• **GIVEN INSTRUCTION**: Report only the number of lines holding "products".

• **GIVEN RECORDS**:
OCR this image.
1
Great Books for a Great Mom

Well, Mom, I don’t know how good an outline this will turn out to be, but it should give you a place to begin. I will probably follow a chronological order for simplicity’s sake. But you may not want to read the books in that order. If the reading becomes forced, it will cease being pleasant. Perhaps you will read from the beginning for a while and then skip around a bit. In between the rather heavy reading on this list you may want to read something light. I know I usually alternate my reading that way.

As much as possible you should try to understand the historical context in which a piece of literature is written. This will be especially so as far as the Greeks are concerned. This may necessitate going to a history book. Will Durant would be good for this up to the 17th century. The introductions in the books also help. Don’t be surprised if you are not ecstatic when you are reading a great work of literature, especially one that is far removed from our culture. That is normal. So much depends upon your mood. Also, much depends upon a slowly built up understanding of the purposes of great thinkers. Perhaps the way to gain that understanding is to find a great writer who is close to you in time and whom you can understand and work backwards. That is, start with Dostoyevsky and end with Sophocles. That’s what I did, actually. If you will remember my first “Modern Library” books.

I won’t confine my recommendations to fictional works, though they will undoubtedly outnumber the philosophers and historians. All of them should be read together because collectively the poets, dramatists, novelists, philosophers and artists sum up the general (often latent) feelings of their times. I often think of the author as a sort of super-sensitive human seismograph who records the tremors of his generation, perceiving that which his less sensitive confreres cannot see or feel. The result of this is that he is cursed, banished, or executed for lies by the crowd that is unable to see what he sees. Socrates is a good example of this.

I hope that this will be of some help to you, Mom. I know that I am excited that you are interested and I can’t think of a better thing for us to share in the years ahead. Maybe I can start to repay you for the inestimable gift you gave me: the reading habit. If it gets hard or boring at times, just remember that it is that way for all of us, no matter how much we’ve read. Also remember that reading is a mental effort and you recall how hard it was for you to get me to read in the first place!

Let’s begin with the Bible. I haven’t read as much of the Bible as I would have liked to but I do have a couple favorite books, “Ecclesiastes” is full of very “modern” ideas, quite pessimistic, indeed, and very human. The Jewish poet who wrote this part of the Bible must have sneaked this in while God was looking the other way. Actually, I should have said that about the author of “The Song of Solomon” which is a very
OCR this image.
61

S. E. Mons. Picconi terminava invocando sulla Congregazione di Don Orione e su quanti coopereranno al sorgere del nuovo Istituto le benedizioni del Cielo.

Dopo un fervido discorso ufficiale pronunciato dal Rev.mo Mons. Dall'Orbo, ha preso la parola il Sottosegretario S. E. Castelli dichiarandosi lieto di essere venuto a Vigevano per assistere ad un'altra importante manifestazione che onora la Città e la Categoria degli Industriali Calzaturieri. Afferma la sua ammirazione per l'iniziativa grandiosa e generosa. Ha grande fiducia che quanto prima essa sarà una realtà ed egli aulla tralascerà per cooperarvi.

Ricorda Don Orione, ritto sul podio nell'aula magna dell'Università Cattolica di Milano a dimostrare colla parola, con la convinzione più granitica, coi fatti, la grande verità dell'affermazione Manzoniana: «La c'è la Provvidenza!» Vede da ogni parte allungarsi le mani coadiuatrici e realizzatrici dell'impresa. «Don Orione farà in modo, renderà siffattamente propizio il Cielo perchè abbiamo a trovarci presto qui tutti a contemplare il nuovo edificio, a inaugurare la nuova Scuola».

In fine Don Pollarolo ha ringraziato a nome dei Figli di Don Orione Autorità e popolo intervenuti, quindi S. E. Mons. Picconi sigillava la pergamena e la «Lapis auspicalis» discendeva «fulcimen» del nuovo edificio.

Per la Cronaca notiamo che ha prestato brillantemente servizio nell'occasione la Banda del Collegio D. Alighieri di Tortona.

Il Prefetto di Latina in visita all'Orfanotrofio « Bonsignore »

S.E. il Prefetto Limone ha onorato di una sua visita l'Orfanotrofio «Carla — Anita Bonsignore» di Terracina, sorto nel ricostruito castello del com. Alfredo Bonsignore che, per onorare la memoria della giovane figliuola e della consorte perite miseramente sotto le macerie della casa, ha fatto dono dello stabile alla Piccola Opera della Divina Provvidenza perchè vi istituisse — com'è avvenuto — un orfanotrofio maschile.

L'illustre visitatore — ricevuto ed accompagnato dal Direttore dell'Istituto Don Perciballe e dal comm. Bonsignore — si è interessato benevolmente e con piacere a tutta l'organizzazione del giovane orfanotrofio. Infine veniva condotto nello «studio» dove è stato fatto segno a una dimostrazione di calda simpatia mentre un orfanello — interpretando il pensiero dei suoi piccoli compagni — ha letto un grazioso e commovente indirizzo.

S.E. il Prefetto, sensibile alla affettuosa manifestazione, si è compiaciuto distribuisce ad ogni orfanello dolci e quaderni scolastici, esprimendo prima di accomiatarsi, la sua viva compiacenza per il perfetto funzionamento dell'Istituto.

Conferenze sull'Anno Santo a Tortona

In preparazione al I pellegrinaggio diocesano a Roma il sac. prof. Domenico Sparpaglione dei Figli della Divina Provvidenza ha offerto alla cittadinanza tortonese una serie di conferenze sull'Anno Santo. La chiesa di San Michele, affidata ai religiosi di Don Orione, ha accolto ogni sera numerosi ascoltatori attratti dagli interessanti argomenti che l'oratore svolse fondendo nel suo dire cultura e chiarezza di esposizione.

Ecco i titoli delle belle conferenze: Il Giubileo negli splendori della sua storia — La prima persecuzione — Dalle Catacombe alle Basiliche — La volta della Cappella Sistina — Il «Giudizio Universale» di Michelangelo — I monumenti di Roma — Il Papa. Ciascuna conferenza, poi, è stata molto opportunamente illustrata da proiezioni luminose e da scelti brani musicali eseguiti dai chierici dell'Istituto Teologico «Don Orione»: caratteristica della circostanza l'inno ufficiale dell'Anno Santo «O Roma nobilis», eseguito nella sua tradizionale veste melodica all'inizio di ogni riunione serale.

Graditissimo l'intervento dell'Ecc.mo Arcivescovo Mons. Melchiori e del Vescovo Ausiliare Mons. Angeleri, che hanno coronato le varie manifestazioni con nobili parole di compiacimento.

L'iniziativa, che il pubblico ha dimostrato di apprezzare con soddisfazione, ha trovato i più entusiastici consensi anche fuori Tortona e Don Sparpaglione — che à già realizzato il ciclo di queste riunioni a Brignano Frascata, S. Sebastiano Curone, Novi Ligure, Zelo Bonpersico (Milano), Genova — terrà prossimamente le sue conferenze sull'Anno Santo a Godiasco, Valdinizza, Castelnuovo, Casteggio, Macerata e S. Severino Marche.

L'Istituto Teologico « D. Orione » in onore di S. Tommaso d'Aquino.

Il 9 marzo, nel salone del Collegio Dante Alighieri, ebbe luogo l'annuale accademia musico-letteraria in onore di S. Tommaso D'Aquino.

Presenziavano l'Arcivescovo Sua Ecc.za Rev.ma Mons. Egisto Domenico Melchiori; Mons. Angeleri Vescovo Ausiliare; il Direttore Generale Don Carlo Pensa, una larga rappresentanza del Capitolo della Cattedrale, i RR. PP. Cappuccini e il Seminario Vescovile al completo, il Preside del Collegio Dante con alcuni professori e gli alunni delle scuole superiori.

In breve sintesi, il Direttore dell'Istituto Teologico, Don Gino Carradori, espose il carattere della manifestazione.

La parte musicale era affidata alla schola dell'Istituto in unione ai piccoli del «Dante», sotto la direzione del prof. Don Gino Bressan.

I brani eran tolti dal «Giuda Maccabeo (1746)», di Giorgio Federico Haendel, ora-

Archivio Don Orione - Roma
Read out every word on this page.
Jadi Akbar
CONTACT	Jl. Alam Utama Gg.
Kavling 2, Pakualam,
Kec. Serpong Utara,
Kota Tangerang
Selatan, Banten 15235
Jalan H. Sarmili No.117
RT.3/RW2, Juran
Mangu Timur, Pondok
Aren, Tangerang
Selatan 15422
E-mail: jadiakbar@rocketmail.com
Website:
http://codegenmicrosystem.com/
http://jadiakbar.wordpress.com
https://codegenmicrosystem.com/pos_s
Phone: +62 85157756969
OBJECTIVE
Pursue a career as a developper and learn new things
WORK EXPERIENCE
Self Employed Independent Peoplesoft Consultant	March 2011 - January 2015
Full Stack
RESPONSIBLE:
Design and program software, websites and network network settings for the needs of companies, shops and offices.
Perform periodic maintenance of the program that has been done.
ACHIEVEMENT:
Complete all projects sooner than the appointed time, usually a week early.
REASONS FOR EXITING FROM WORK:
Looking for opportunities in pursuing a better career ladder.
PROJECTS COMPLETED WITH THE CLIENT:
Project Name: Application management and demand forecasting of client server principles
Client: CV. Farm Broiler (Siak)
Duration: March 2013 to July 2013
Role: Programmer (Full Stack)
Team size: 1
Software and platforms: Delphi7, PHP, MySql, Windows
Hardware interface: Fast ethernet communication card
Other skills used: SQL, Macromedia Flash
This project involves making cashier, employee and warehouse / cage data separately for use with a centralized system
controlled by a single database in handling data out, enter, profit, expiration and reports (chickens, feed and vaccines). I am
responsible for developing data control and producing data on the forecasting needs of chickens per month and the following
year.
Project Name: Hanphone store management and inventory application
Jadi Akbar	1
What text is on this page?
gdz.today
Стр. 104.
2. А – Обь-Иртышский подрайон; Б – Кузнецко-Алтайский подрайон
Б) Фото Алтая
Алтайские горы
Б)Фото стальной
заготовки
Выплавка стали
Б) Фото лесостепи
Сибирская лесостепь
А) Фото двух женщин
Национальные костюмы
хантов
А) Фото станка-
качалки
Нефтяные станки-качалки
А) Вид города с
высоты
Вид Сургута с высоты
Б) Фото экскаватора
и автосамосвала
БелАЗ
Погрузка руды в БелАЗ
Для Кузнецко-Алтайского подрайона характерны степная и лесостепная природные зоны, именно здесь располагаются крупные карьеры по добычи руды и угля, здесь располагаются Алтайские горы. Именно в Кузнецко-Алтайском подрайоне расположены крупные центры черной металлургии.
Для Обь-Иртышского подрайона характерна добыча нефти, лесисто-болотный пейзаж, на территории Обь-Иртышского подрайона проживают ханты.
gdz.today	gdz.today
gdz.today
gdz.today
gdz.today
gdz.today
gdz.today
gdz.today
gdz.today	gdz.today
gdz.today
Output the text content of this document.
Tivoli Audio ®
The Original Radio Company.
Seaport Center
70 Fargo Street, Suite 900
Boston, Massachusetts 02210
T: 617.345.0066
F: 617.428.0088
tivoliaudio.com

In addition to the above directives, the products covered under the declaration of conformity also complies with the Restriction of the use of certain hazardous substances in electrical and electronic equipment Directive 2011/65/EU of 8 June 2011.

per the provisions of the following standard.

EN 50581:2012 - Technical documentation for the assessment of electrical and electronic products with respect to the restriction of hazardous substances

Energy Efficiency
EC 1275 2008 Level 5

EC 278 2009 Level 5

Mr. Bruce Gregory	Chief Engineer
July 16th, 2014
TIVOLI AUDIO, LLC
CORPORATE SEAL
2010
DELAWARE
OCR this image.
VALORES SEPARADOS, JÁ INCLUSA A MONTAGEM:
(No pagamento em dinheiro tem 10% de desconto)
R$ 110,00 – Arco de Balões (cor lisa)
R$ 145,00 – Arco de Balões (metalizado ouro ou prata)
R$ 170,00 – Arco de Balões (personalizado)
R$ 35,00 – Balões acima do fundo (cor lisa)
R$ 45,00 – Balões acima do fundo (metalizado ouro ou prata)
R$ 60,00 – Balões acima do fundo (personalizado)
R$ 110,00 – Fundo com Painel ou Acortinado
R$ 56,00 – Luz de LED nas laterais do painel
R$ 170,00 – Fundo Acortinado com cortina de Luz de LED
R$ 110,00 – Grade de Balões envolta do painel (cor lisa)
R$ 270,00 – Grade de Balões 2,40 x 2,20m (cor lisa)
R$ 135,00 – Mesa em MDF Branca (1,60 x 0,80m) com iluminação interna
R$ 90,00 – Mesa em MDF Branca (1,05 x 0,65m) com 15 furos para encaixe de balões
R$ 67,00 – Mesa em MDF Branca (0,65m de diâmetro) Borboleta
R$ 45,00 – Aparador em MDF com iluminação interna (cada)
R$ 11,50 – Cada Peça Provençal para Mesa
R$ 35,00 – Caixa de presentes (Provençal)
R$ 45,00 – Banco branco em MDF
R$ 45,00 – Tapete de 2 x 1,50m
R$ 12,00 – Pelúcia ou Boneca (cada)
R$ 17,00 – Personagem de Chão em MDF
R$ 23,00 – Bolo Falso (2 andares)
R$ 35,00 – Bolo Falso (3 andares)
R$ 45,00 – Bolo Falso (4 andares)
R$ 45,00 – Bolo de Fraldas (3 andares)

• **TASK RESULT**: 2